"""

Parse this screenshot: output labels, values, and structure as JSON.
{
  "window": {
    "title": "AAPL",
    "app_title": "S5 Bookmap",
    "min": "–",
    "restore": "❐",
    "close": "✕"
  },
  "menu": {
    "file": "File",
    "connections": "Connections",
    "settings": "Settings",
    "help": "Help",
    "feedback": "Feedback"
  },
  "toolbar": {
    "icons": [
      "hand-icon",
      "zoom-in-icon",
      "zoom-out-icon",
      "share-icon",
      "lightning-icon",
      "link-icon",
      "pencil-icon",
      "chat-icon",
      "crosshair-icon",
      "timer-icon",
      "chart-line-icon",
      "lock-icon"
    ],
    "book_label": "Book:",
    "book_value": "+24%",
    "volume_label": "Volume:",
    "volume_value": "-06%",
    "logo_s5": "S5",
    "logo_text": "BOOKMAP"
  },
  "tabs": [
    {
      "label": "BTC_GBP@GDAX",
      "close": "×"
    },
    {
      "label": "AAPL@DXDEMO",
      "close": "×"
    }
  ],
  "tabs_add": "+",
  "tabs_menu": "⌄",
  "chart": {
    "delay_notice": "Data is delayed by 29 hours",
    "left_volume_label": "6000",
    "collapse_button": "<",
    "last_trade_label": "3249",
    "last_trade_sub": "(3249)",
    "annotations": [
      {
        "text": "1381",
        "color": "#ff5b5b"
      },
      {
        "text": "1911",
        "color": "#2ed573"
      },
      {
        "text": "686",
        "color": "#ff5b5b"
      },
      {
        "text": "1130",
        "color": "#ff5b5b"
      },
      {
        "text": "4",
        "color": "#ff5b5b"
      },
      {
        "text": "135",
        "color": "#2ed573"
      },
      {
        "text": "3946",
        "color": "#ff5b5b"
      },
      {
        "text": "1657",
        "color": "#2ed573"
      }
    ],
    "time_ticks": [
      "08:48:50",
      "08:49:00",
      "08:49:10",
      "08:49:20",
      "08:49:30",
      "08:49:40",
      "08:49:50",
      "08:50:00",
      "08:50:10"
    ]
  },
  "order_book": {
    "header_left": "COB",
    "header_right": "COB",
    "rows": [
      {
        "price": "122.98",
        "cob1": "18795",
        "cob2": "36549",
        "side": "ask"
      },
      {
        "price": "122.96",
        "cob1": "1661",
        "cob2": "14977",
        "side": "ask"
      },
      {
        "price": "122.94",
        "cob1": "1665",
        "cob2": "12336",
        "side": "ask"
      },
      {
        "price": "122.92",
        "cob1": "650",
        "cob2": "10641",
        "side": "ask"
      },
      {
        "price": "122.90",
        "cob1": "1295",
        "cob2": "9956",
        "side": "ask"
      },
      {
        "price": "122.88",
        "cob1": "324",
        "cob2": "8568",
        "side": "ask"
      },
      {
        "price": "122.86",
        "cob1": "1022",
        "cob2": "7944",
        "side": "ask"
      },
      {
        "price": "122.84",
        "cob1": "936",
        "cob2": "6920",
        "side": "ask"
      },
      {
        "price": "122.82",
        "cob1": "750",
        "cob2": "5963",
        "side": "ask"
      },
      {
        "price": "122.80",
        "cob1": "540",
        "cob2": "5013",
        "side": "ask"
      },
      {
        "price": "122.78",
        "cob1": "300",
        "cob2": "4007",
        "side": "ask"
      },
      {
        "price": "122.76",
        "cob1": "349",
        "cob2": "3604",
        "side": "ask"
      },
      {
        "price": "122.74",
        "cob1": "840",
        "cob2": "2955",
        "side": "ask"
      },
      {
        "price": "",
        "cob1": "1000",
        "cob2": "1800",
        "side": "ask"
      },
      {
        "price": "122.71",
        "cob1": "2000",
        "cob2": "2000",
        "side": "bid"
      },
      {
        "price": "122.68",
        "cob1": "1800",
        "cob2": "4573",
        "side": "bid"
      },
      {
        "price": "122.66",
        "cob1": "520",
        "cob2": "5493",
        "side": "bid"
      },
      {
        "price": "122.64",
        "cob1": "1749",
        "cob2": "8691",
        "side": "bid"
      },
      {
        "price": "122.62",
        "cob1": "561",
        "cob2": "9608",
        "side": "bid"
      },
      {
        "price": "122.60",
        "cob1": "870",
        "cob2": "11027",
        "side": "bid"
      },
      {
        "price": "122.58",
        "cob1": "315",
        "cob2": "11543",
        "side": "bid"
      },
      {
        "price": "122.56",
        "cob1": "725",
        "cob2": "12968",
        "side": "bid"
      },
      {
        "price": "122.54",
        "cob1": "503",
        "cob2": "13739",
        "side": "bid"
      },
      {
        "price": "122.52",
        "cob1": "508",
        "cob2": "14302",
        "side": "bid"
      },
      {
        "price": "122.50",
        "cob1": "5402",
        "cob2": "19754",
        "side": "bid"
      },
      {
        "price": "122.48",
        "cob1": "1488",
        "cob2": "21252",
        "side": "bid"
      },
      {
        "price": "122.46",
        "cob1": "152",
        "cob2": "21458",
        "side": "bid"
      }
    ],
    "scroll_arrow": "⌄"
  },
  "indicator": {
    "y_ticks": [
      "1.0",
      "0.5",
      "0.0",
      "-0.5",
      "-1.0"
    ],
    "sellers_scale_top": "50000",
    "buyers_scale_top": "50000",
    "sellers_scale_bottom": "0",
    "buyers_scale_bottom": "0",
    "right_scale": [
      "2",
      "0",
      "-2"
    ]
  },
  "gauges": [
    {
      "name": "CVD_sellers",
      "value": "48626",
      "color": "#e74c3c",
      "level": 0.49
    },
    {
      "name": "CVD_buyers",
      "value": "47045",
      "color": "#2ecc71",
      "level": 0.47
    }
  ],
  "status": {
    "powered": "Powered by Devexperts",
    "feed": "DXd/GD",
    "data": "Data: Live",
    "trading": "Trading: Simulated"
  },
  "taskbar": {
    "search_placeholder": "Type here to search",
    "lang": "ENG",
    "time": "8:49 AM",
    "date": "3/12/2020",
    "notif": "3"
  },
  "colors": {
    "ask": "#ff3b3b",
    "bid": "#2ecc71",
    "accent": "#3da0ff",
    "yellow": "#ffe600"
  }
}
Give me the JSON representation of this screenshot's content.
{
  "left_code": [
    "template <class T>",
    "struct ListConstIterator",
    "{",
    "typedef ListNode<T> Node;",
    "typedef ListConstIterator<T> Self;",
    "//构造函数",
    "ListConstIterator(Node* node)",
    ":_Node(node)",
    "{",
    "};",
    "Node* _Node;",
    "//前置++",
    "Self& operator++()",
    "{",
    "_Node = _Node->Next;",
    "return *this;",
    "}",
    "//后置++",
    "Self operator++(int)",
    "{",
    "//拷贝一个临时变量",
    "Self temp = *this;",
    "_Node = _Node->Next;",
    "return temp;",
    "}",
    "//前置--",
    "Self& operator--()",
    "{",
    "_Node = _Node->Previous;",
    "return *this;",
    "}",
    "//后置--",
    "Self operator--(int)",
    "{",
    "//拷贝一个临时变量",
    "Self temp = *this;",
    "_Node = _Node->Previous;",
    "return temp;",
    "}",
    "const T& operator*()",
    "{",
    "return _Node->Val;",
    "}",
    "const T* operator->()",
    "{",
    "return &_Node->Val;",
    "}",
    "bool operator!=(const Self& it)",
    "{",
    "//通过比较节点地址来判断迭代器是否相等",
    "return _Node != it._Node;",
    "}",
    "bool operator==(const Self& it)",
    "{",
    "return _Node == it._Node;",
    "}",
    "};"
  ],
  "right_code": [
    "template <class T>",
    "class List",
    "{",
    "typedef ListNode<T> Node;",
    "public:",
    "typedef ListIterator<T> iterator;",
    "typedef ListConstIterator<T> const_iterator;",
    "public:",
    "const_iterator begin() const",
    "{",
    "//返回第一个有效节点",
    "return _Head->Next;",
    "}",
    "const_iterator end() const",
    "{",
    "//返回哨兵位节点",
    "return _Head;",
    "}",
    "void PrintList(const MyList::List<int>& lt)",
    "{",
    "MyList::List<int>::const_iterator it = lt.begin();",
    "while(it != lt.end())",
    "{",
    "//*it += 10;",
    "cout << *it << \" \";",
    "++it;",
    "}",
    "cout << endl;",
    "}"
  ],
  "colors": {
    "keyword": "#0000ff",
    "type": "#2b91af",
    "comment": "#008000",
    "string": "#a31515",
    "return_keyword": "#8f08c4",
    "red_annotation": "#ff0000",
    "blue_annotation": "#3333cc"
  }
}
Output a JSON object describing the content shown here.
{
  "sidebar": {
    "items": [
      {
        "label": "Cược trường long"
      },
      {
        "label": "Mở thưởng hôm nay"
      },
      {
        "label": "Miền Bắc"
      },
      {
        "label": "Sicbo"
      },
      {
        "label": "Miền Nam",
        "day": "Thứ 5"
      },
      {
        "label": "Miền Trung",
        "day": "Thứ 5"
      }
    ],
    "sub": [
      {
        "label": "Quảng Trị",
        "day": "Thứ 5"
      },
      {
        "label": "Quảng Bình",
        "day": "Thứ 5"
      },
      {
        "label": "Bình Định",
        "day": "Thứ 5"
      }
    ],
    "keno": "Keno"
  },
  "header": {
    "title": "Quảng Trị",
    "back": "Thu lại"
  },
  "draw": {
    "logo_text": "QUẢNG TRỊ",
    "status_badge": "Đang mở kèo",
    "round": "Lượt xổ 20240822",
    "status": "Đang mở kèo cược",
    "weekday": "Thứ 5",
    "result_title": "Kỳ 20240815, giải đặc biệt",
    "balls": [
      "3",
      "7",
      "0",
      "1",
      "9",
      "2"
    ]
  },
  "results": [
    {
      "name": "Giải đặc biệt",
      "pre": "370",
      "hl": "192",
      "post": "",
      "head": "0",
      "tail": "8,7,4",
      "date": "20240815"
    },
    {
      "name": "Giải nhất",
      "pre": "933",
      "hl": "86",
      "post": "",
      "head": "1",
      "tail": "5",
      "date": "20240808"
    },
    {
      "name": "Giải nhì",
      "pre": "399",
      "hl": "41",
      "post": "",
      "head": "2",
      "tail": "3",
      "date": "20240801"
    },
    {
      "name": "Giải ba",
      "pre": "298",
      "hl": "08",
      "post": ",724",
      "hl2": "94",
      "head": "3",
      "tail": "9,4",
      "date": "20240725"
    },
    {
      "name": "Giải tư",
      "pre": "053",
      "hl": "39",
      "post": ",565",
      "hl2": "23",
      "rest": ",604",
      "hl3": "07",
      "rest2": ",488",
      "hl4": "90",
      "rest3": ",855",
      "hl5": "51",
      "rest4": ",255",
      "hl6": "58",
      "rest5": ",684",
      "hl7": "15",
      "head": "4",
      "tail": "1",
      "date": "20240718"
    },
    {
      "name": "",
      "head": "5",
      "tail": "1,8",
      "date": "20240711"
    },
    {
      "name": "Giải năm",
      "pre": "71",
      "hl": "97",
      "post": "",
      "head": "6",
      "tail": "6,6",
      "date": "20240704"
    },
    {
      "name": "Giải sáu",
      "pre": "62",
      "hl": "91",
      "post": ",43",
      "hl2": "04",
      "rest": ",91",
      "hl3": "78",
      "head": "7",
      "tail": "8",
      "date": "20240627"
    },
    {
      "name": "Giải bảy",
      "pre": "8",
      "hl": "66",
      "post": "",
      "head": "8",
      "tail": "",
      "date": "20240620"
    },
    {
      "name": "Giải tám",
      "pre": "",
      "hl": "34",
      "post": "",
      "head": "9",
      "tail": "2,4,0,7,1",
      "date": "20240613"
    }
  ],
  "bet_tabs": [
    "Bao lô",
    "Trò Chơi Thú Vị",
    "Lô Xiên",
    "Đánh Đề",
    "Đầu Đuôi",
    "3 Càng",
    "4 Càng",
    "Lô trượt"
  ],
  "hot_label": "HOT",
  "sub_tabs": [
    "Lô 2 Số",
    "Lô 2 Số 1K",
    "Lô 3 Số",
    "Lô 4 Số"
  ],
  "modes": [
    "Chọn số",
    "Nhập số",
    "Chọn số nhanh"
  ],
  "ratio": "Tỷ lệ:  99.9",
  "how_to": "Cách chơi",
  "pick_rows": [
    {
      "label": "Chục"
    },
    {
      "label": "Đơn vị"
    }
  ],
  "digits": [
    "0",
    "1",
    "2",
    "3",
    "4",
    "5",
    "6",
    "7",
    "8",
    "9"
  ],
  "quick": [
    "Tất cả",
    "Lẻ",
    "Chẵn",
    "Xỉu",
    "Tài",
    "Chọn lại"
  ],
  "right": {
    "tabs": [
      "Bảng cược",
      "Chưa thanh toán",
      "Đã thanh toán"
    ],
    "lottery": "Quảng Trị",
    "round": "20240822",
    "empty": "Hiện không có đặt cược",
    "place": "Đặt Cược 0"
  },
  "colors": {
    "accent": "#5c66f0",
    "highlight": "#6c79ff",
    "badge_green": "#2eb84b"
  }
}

"""

* AIM *
Your answer should be only the number of lines that hold the word "here".

* RESPONSE TO THE TASK *
2